REQUIREMENT >> Output the full listing below exactly, without the pictures.

GIVEN INFORMATION >>
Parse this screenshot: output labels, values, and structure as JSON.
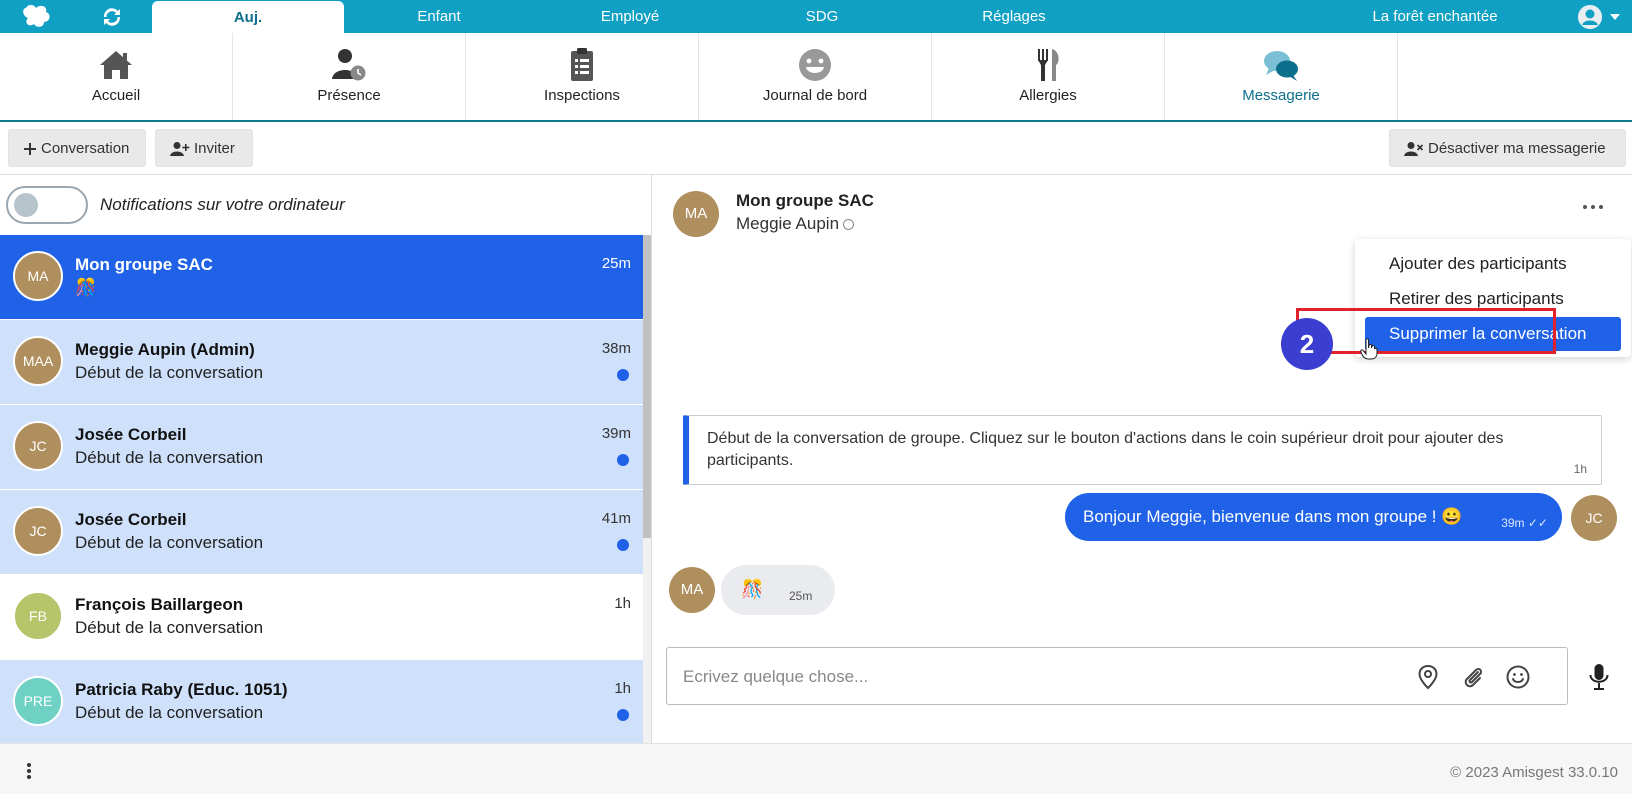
{
  "topnav": {
    "tabs": [
      {
        "label": "Auj."
      },
      {
        "label": "Enfant"
      },
      {
        "label": "Employé"
      },
      {
        "label": "SDG"
      },
      {
        "label": "Réglages"
      }
    ],
    "center_name": "La forêt enchantée"
  },
  "modules": [
    {
      "label": "Accueil",
      "icon": "home-icon"
    },
    {
      "label": "Présence",
      "icon": "person-clock-icon"
    },
    {
      "label": "Inspections",
      "icon": "clipboard-icon"
    },
    {
      "label": "Journal de bord",
      "icon": "smiley-icon"
    },
    {
      "label": "Allergies",
      "icon": "fork-knife-icon"
    },
    {
      "label": "Messagerie",
      "icon": "chat-bubbles-icon"
    }
  ],
  "toolbar": {
    "new_conversation": "Conversation",
    "invite": "Inviter",
    "disable_messaging": "Désactiver ma messagerie"
  },
  "notifications": {
    "label": "Notifications sur votre ordinateur"
  },
  "conversations": [
    {
      "avatar": "MA",
      "avatar_color": "#b08f5e",
      "name": "Mon groupe SAC",
      "preview": "🎊",
      "time": "25m"
    },
    {
      "avatar": "MAA",
      "avatar_color": "#b08f5e",
      "name": "Meggie Aupin (Admin)",
      "preview": "Début de la conversation",
      "time": "38m"
    },
    {
      "avatar": "JC",
      "avatar_color": "#b08f5e",
      "name": "Josée Corbeil",
      "preview": "Début de la conversation",
      "time": "39m"
    },
    {
      "avatar": "JC",
      "avatar_color": "#b08f5e",
      "name": "Josée Corbeil",
      "preview": "Début de la conversation",
      "time": "41m"
    },
    {
      "avatar": "FB",
      "avatar_color": "#b6c46a",
      "name": "François Baillargeon",
      "preview": "Début de la conversation",
      "time": "1h"
    },
    {
      "avatar": "PRE",
      "avatar_color": "#6fd0c4",
      "name": "Patricia Raby (Educ. 1051)",
      "preview": "Début de la conversation",
      "time": "1h"
    }
  ],
  "chat": {
    "avatar": "MA",
    "title": "Mon groupe SAC",
    "subtitle": "Meggie Aupin",
    "menu": {
      "items": [
        "Ajouter des participants",
        "Retirer des participants",
        "Supprimer la conversation"
      ]
    },
    "step_badge": "2",
    "system_message": {
      "text": "Début de la conversation de groupe. Cliquez sur le bouton d'actions dans le coin supérieur droit pour ajouter des participants.",
      "time": "1h"
    },
    "outgoing": {
      "text": "Bonjour Meggie, bienvenue dans mon groupe ! 😀",
      "time": "39m ✓✓",
      "avatar": "JC"
    },
    "incoming": {
      "avatar": "MA",
      "content": "🎊",
      "time": "25m"
    },
    "composer": {
      "placeholder": "Ecrivez quelque chose..."
    }
  },
  "footer": {
    "copyright": "© 2023 Amisgest 33.0.10"
  },
  "colors": {
    "topbar": "#0fa0c4",
    "accent": "#1f62e8",
    "highlight": "#e0202b",
    "badge": "#3b3fd1"
  }
}
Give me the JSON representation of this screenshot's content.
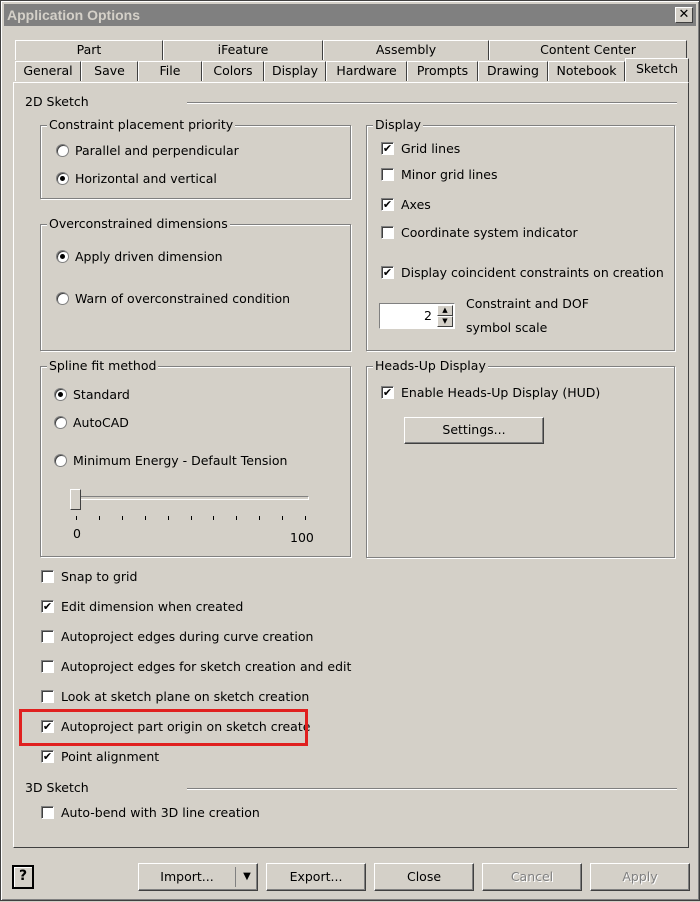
{
  "window": {
    "title": "Application Options",
    "close_glyph": "✕"
  },
  "tabs_row1": [
    {
      "label": "Part"
    },
    {
      "label": "iFeature"
    },
    {
      "label": "Assembly"
    },
    {
      "label": "Content Center"
    }
  ],
  "tabs_row2": [
    {
      "label": "General"
    },
    {
      "label": "Save"
    },
    {
      "label": "File"
    },
    {
      "label": "Colors"
    },
    {
      "label": "Display"
    },
    {
      "label": "Hardware"
    },
    {
      "label": "Prompts"
    },
    {
      "label": "Drawing"
    },
    {
      "label": "Notebook"
    },
    {
      "label": "Sketch"
    }
  ],
  "sketch2d": {
    "heading": "2D Sketch",
    "constraint_priority": {
      "title": "Constraint placement priority",
      "opt1": "Parallel and perpendicular",
      "opt2": "Horizontal and vertical",
      "selected": "Horizontal and vertical"
    },
    "overconstrained": {
      "title": "Overconstrained dimensions",
      "opt1": "Apply driven dimension",
      "opt2": "Warn of overconstrained condition",
      "selected": "Apply driven dimension"
    },
    "spline": {
      "title": "Spline fit method",
      "opt1": "Standard",
      "opt2": "AutoCAD",
      "opt3": "Minimum Energy - Default Tension",
      "selected": "Standard",
      "slider_min": "0",
      "slider_max": "100",
      "slider_value": 0
    },
    "display": {
      "title": "Display",
      "grid_lines": "Grid lines",
      "minor_grid_lines": "Minor grid lines",
      "axes": "Axes",
      "coord_indicator": "Coordinate system indicator",
      "coincident": "Display coincident constraints on creation",
      "dof_label_1": "Constraint and DOF",
      "dof_label_2": "symbol scale",
      "dof_value": "2"
    },
    "hud": {
      "title": "Heads-Up Display",
      "enable": "Enable Heads-Up Display (HUD)",
      "settings_button": "Settings..."
    },
    "options": {
      "snap": "Snap to grid",
      "edit_dim": "Edit dimension when created",
      "autoproject_curve": "Autoproject edges during curve creation",
      "autoproject_sketch": "Autoproject edges for sketch creation and edit",
      "look_at": "Look at sketch plane on sketch creation",
      "autoproject_origin": "Autoproject part origin on sketch create",
      "point_alignment": "Point alignment"
    }
  },
  "sketch3d": {
    "heading": "3D Sketch",
    "autobend": "Auto-bend with 3D line creation"
  },
  "footer": {
    "help": "?",
    "import": "Import...",
    "import_arrow": "▼",
    "export": "Export...",
    "close": "Close",
    "cancel": "Cancel",
    "apply": "Apply"
  },
  "check_glyph": "✔",
  "colors": {
    "highlight": "#e0201f",
    "title_bar": "#808080"
  }
}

RESPONSE BELOW >>
Parse this screenshot: output labels, values, and structure as JSON.
{
  "topnav": {
    "tabs": [
      {
        "label": "Auj."
      },
      {
        "label": "Enfant"
      },
      {
        "label": "Employé"
      },
      {
        "label": "SDG"
      },
      {
        "label": "Réglages"
      }
    ],
    "center_name": "La forêt enchantée"
  },
  "modules": [
    {
      "label": "Accueil",
      "icon": "home-icon"
    },
    {
      "label": "Présence",
      "icon": "person-clock-icon"
    },
    {
      "label": "Inspections",
      "icon": "clipboard-icon"
    },
    {
      "label": "Journal de bord",
      "icon": "smiley-icon"
    },
    {
      "label": "Allergies",
      "icon": "fork-knife-icon"
    },
    {
      "label": "Messagerie",
      "icon": "chat-bubbles-icon"
    }
  ],
  "toolbar": {
    "new_conversation": "Conversation",
    "invite": "Inviter",
    "disable_messaging": "Désactiver ma messagerie"
  },
  "notifications": {
    "label": "Notifications sur votre ordinateur"
  },
  "conversations": [
    {
      "avatar": "MA",
      "avatar_color": "#b08f5e",
      "name": "Mon groupe SAC",
      "preview": "🎊",
      "time": "25m"
    },
    {
      "avatar": "MAA",
      "avatar_color": "#b08f5e",
      "name": "Meggie Aupin (Admin)",
      "preview": "Début de la conversation",
      "time": "38m"
    },
    {
      "avatar": "JC",
      "avatar_color": "#b08f5e",
      "name": "Josée Corbeil",
      "preview": "Début de la conversation",
      "time": "39m"
    },
    {
      "avatar": "JC",
      "avatar_color": "#b08f5e",
      "name": "Josée Corbeil",
      "preview": "Début de la conversation",
      "time": "41m"
    },
    {
      "avatar": "FB",
      "avatar_color": "#b6c46a",
      "name": "François Baillargeon",
      "preview": "Début de la conversation",
      "time": "1h"
    },
    {
      "avatar": "PRE",
      "avatar_color": "#6fd0c4",
      "name": "Patricia Raby (Educ. 1051)",
      "preview": "Début de la conversation",
      "time": "1h"
    }
  ],
  "chat": {
    "avatar": "MA",
    "title": "Mon groupe SAC",
    "subtitle": "Meggie Aupin",
    "menu": {
      "items": [
        "Ajouter des participants",
        "Retirer des participants",
        "Supprimer la conversation"
      ]
    },
    "step_badge": "2",
    "system_message": {
      "text": "Début de la conversation de groupe. Cliquez sur le bouton d'actions dans le coin supérieur droit pour ajouter des participants.",
      "time": "1h"
    },
    "outgoing": {
      "text": "Bonjour Meggie, bienvenue dans mon groupe ! 😀",
      "time": "39m ✓✓",
      "avatar": "JC"
    },
    "incoming": {
      "avatar": "MA",
      "content": "🎊",
      "time": "25m"
    },
    "composer": {
      "placeholder": "Ecrivez quelque chose..."
    }
  },
  "footer": {
    "copyright": "© 2023 Amisgest 33.0.10"
  },
  "colors": {
    "topbar": "#0fa0c4",
    "accent": "#1f62e8",
    "highlight": "#e0202b",
    "badge": "#3b3fd1"
  }
}
Give me the JSON representation of this screenshot's content.
{
  "window": {
    "title": "Application Options",
    "close_glyph": "✕"
  },
  "tabs_row1": [
    {
      "label": "Part"
    },
    {
      "label": "iFeature"
    },
    {
      "label": "Assembly"
    },
    {
      "label": "Content Center"
    }
  ],
  "tabs_row2": [
    {
      "label": "General"
    },
    {
      "label": "Save"
    },
    {
      "label": "File"
    },
    {
      "label": "Colors"
    },
    {
      "label": "Display"
    },
    {
      "label": "Hardware"
    },
    {
      "label": "Prompts"
    },
    {
      "label": "Drawing"
    },
    {
      "label": "Notebook"
    },
    {
      "label": "Sketch"
    }
  ],
  "sketch2d": {
    "heading": "2D Sketch",
    "constraint_priority": {
      "title": "Constraint placement priority",
      "opt1": "Parallel and perpendicular",
      "opt2": "Horizontal and vertical",
      "selected": "Horizontal and vertical"
    },
    "overconstrained": {
      "title": "Overconstrained dimensions",
      "opt1": "Apply driven dimension",
      "opt2": "Warn of overconstrained condition",
      "selected": "Apply driven dimension"
    },
    "spline": {
      "title": "Spline fit method",
      "opt1": "Standard",
      "opt2": "AutoCAD",
      "opt3": "Minimum Energy - Default Tension",
      "selected": "Standard",
      "slider_min": "0",
      "slider_max": "100",
      "slider_value": 0
    },
    "display": {
      "title": "Display",
      "grid_lines": "Grid lines",
      "minor_grid_lines": "Minor grid lines",
      "axes": "Axes",
      "coord_indicator": "Coordinate system indicator",
      "coincident": "Display coincident constraints on creation",
      "dof_label_1": "Constraint and DOF",
      "dof_label_2": "symbol scale",
      "dof_value": "2"
    },
    "hud": {
      "title": "Heads-Up Display",
      "enable": "Enable Heads-Up Display (HUD)",
      "settings_button": "Settings..."
    },
    "options": {
      "snap": "Snap to grid",
      "edit_dim": "Edit dimension when created",
      "autoproject_curve": "Autoproject edges during curve creation",
      "autoproject_sketch": "Autoproject edges for sketch creation and edit",
      "look_at": "Look at sketch plane on sketch creation",
      "autoproject_origin": "Autoproject part origin on sketch create",
      "point_alignment": "Point alignment"
    }
  },
  "sketch3d": {
    "heading": "3D Sketch",
    "autobend": "Auto-bend with 3D line creation"
  },
  "footer": {
    "help": "?",
    "import": "Import...",
    "import_arrow": "▼",
    "export": "Export...",
    "close": "Close",
    "cancel": "Cancel",
    "apply": "Apply"
  },
  "check_glyph": "✔",
  "colors": {
    "highlight": "#e0201f",
    "title_bar": "#808080"
  }
}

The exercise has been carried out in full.